A run of records:
++++++
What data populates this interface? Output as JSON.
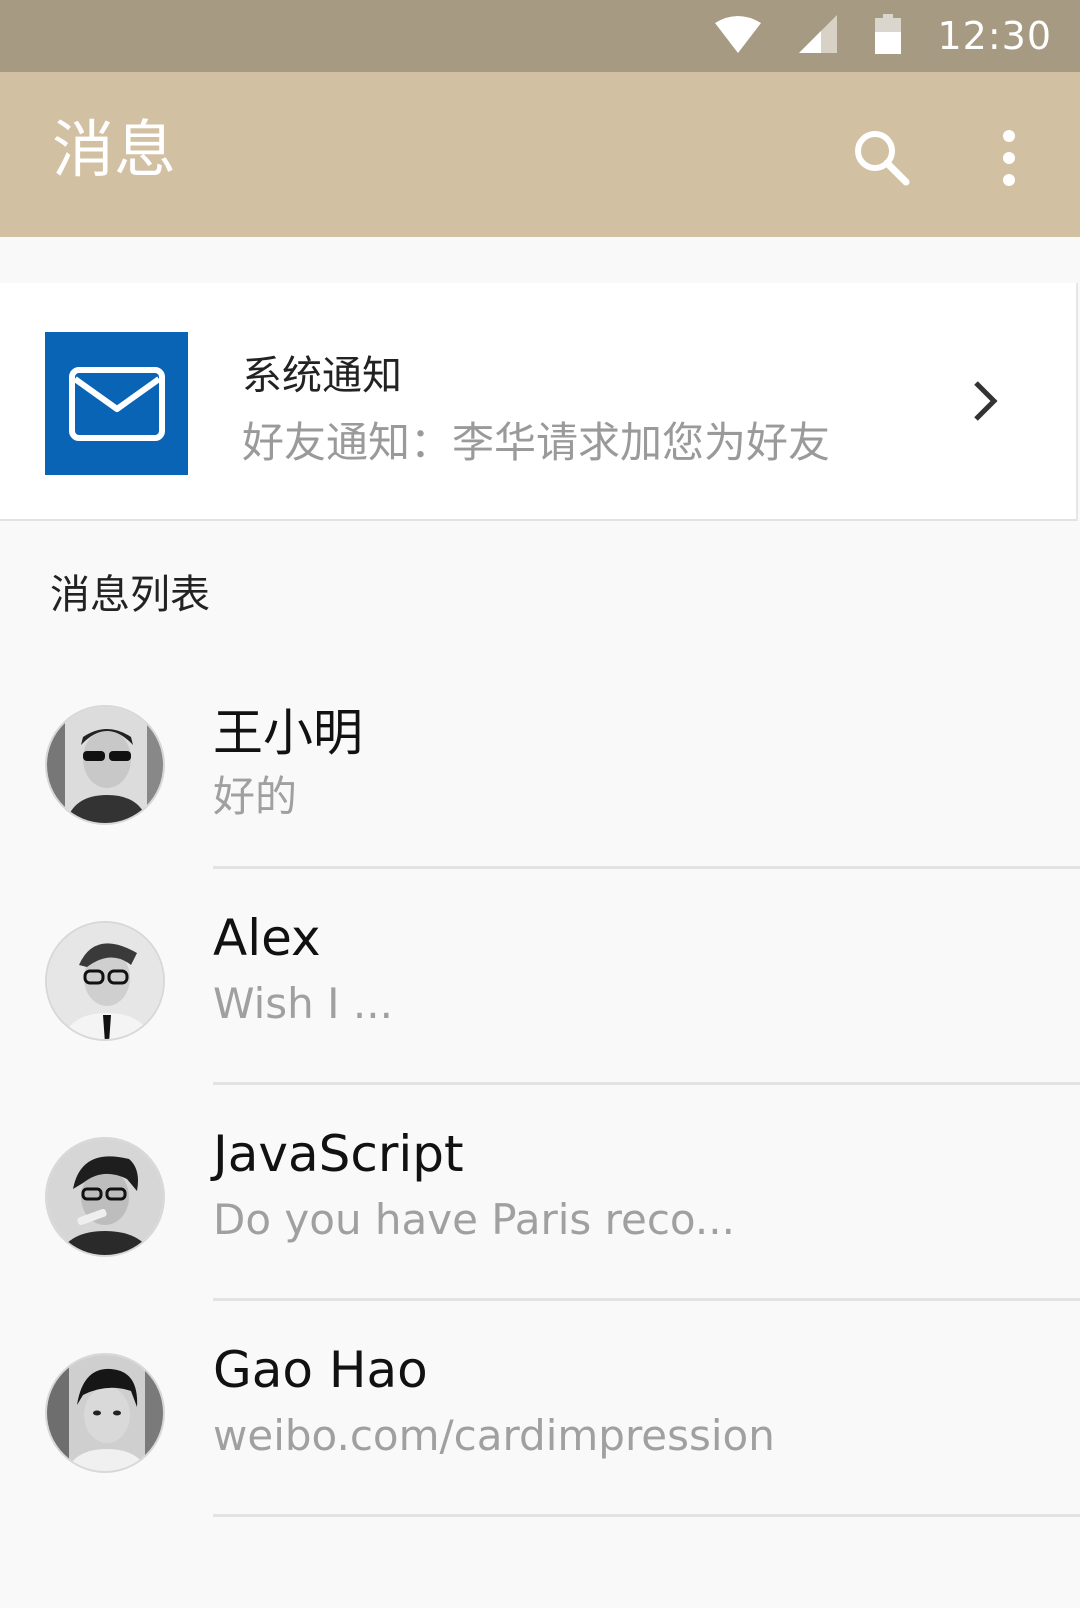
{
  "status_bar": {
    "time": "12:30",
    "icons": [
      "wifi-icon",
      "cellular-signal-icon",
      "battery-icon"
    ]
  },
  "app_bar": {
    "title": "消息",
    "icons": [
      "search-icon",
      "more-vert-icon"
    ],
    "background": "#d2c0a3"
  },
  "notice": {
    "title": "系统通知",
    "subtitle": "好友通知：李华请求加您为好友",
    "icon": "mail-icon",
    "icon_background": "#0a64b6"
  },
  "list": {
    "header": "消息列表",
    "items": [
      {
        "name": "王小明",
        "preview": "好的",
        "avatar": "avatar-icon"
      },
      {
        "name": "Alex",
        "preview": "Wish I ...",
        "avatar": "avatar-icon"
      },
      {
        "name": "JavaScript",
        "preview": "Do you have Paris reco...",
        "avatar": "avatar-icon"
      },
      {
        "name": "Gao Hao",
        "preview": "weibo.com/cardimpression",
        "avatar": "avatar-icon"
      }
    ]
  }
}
++++++
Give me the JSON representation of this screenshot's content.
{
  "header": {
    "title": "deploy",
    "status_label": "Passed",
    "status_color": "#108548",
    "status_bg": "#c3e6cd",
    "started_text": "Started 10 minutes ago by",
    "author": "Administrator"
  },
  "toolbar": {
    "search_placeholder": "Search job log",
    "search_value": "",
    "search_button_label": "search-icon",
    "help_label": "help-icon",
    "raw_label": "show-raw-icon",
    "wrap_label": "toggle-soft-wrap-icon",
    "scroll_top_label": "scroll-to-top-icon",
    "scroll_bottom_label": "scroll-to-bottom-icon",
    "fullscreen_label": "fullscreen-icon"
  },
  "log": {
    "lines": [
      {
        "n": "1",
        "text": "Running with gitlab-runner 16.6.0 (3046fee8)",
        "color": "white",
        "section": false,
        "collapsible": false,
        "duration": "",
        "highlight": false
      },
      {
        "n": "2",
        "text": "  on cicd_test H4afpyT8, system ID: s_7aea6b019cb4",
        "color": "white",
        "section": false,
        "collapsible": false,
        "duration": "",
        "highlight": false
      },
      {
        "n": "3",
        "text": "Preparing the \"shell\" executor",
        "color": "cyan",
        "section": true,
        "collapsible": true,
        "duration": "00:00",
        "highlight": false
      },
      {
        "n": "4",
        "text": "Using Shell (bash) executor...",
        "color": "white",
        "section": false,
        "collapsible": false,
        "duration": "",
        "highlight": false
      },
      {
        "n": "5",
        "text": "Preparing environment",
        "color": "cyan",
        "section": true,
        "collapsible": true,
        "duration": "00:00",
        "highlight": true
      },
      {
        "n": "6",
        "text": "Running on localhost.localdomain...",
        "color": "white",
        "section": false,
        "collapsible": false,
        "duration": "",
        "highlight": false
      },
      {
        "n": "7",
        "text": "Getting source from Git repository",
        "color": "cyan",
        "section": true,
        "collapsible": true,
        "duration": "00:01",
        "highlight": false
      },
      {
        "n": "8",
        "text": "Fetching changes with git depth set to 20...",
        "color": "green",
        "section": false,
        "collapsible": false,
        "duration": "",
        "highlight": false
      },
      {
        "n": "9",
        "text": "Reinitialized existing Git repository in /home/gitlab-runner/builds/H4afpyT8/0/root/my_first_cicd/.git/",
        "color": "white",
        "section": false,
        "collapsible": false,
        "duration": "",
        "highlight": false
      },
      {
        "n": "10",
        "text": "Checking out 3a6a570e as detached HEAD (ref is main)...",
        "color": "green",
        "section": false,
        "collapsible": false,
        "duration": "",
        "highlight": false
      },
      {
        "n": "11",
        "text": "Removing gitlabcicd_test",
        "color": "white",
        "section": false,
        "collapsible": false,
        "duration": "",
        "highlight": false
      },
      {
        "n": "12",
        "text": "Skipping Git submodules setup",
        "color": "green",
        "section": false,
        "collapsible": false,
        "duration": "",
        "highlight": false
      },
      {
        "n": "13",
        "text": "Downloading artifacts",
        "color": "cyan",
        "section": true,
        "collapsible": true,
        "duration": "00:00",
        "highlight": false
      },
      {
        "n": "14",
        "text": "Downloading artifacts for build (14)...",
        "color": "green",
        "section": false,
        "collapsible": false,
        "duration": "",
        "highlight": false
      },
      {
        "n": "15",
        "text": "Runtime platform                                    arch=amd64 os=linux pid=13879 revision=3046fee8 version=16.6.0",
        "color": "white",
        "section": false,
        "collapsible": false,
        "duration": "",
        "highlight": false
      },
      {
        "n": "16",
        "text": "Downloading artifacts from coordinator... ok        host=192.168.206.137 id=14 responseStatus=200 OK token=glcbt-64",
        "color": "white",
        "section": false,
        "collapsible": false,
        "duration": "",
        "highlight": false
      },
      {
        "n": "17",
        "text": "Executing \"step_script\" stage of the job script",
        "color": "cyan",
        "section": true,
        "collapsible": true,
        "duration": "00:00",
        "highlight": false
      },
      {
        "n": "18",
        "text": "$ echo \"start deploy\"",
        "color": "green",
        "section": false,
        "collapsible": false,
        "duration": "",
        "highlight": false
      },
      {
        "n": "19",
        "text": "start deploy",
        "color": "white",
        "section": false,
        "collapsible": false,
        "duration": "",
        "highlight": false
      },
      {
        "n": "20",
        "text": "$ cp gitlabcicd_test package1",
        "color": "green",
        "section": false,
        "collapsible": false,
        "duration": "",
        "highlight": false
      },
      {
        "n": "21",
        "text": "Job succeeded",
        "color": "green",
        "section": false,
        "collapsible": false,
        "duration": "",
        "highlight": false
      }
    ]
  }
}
++++++
» EXERCISE OBJECTIVE:
Read the entries above, then pull out the lines that include "this".

» COMPLETE OUTPUT:
What data populates this interface? Output as JSON.
Give me the JSON representation of this screenshot's content.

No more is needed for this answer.